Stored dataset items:
"""

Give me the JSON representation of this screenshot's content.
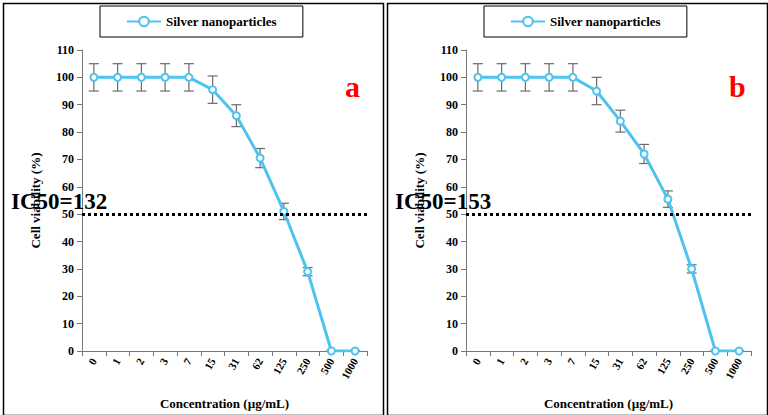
{
  "chart_data": [
    {
      "type": "line",
      "panel_label": "a",
      "annotation": "IC50=132",
      "threshold": 50,
      "x_label": "Concentration (µg/mL)",
      "y_label": "Cell viability (%)",
      "categories": [
        "0",
        "1",
        "2",
        "3",
        "7",
        "15",
        "31",
        "62",
        "125",
        "250",
        "500",
        "1000"
      ],
      "series": [
        {
          "name": "Silver nanoparticles",
          "color": "#4fc3f0",
          "marker": "circle",
          "values": [
            100,
            100,
            100,
            100,
            100,
            95.5,
            86,
            70.5,
            51,
            29,
            0,
            0
          ],
          "errors": [
            5,
            5,
            5,
            5,
            5,
            5,
            4,
            3.5,
            3,
            1.5,
            0,
            0
          ]
        }
      ],
      "ylim": [
        0,
        110
      ],
      "yticks": [
        0,
        10,
        20,
        30,
        40,
        50,
        60,
        70,
        80,
        90,
        100,
        110
      ],
      "grid": false,
      "legend": "top"
    },
    {
      "type": "line",
      "panel_label": "b",
      "annotation": "IC50=153",
      "threshold": 50,
      "x_label": "Concentration (µg/mL)",
      "y_label": "Cell viability (%)",
      "categories": [
        "0",
        "1",
        "2",
        "3",
        "7",
        "15",
        "31",
        "62",
        "125",
        "250",
        "500",
        "1000"
      ],
      "series": [
        {
          "name": "Silver nanoparticles",
          "color": "#4fc3f0",
          "marker": "circle",
          "values": [
            100,
            100,
            100,
            100,
            100,
            95,
            84,
            72,
            55.5,
            30,
            0,
            0
          ],
          "errors": [
            5,
            5,
            5,
            5,
            5,
            5,
            4,
            3.5,
            3,
            1.5,
            0,
            0
          ]
        }
      ],
      "ylim": [
        0,
        110
      ],
      "yticks": [
        0,
        10,
        20,
        30,
        40,
        50,
        60,
        70,
        80,
        90,
        100,
        110
      ],
      "grid": false,
      "legend": "top"
    }
  ]
}
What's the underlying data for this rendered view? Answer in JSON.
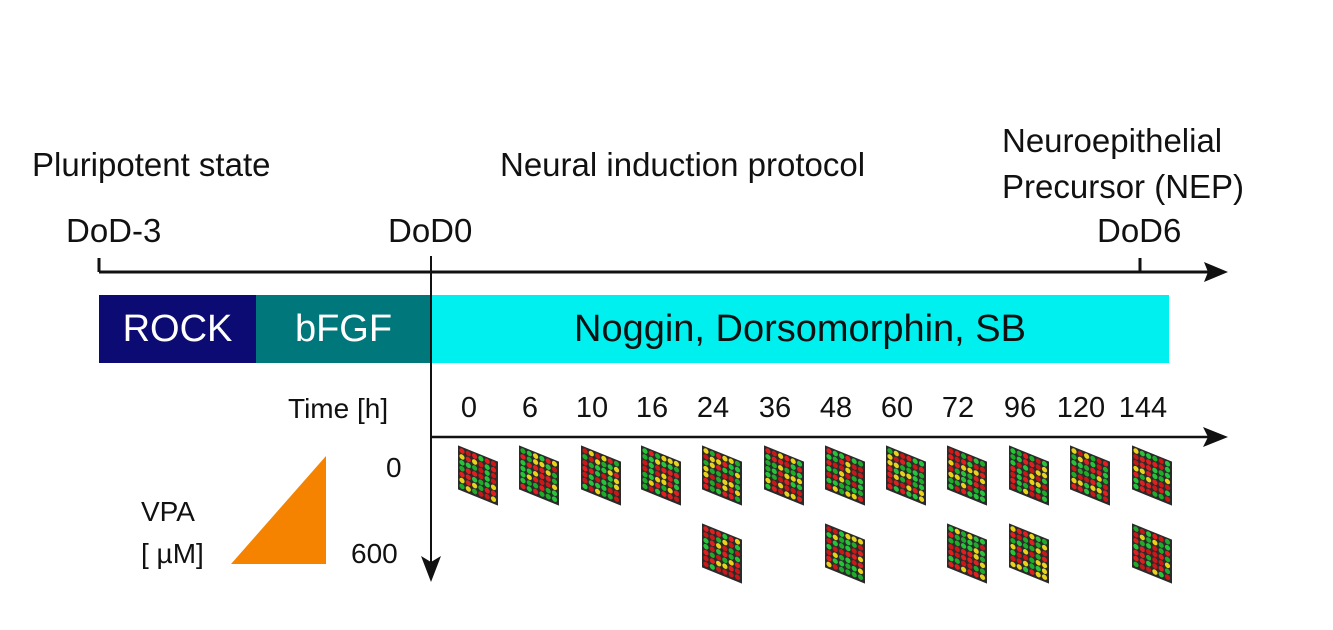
{
  "stages": {
    "pluripotent": "Pluripotent state",
    "neural": "Neural induction protocol",
    "nep_line1": "Neuroepithelial",
    "nep_line2": "Precursor (NEP)"
  },
  "timeline": {
    "start": "DoD-3",
    "mid": "DoD0",
    "end": "DoD6"
  },
  "treatments": {
    "rock": "ROCK",
    "bfgf": "bFGF",
    "neural_mix": "Noggin, Dorsomorphin, SB"
  },
  "colors": {
    "rock": "#0b0b73",
    "bfgf": "#00777a",
    "neural_mix": "#00f0f0",
    "vpa_triangle": "#f58300"
  },
  "time_axis": {
    "label": "Time [h]",
    "hours": [
      "0",
      "6",
      "10",
      "16",
      "24",
      "36",
      "48",
      "60",
      "72",
      "96",
      "120",
      "144"
    ]
  },
  "vpa": {
    "label_line1": "VPA",
    "label_line2": "[ µM]",
    "doses": [
      "0",
      "600"
    ]
  },
  "samples": {
    "dose_0": [
      "0",
      "6",
      "10",
      "16",
      "24",
      "36",
      "48",
      "60",
      "72",
      "96",
      "120",
      "144"
    ],
    "dose_600": [
      "24",
      "48",
      "72",
      "96",
      "144"
    ]
  }
}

"""

■ Aim ■
Except for the pictures, reproduce every line exactly.

■ Answer for the task ■
Give me the JSON representation of this screenshot's content.
{
  "chart_data": [
    {
      "type": "line",
      "panel_label": "a",
      "annotation": "IC50=132",
      "threshold": 50,
      "x_label": "Concentration (µg/mL)",
      "y_label": "Cell viability (%)",
      "categories": [
        "0",
        "1",
        "2",
        "3",
        "7",
        "15",
        "31",
        "62",
        "125",
        "250",
        "500",
        "1000"
      ],
      "series": [
        {
          "name": "Silver nanoparticles",
          "color": "#4fc3f0",
          "marker": "circle",
          "values": [
            100,
            100,
            100,
            100,
            100,
            95.5,
            86,
            70.5,
            51,
            29,
            0,
            0
          ],
          "errors": [
            5,
            5,
            5,
            5,
            5,
            5,
            4,
            3.5,
            3,
            1.5,
            0,
            0
          ]
        }
      ],
      "ylim": [
        0,
        110
      ],
      "yticks": [
        0,
        10,
        20,
        30,
        40,
        50,
        60,
        70,
        80,
        90,
        100,
        110
      ],
      "grid": false,
      "legend": "top"
    },
    {
      "type": "line",
      "panel_label": "b",
      "annotation": "IC50=153",
      "threshold": 50,
      "x_label": "Concentration (µg/mL)",
      "y_label": "Cell viability (%)",
      "categories": [
        "0",
        "1",
        "2",
        "3",
        "7",
        "15",
        "31",
        "62",
        "125",
        "250",
        "500",
        "1000"
      ],
      "series": [
        {
          "name": "Silver nanoparticles",
          "color": "#4fc3f0",
          "marker": "circle",
          "values": [
            100,
            100,
            100,
            100,
            100,
            95,
            84,
            72,
            55.5,
            30,
            0,
            0
          ],
          "errors": [
            5,
            5,
            5,
            5,
            5,
            5,
            4,
            3.5,
            3,
            1.5,
            0,
            0
          ]
        }
      ],
      "ylim": [
        0,
        110
      ],
      "yticks": [
        0,
        10,
        20,
        30,
        40,
        50,
        60,
        70,
        80,
        90,
        100,
        110
      ],
      "grid": false,
      "legend": "top"
    }
  ]
}
What's the underlying data for this rendered view? Answer in JSON.
{
  "stages": {
    "pluripotent": "Pluripotent state",
    "neural": "Neural induction protocol",
    "nep_line1": "Neuroepithelial",
    "nep_line2": "Precursor (NEP)"
  },
  "timeline": {
    "start": "DoD-3",
    "mid": "DoD0",
    "end": "DoD6"
  },
  "treatments": {
    "rock": "ROCK",
    "bfgf": "bFGF",
    "neural_mix": "Noggin, Dorsomorphin, SB"
  },
  "colors": {
    "rock": "#0b0b73",
    "bfgf": "#00777a",
    "neural_mix": "#00f0f0",
    "vpa_triangle": "#f58300"
  },
  "time_axis": {
    "label": "Time [h]",
    "hours": [
      "0",
      "6",
      "10",
      "16",
      "24",
      "36",
      "48",
      "60",
      "72",
      "96",
      "120",
      "144"
    ]
  },
  "vpa": {
    "label_line1": "VPA",
    "label_line2": "[ µM]",
    "doses": [
      "0",
      "600"
    ]
  },
  "samples": {
    "dose_0": [
      "0",
      "6",
      "10",
      "16",
      "24",
      "36",
      "48",
      "60",
      "72",
      "96",
      "120",
      "144"
    ],
    "dose_600": [
      "24",
      "48",
      "72",
      "96",
      "144"
    ]
  }
}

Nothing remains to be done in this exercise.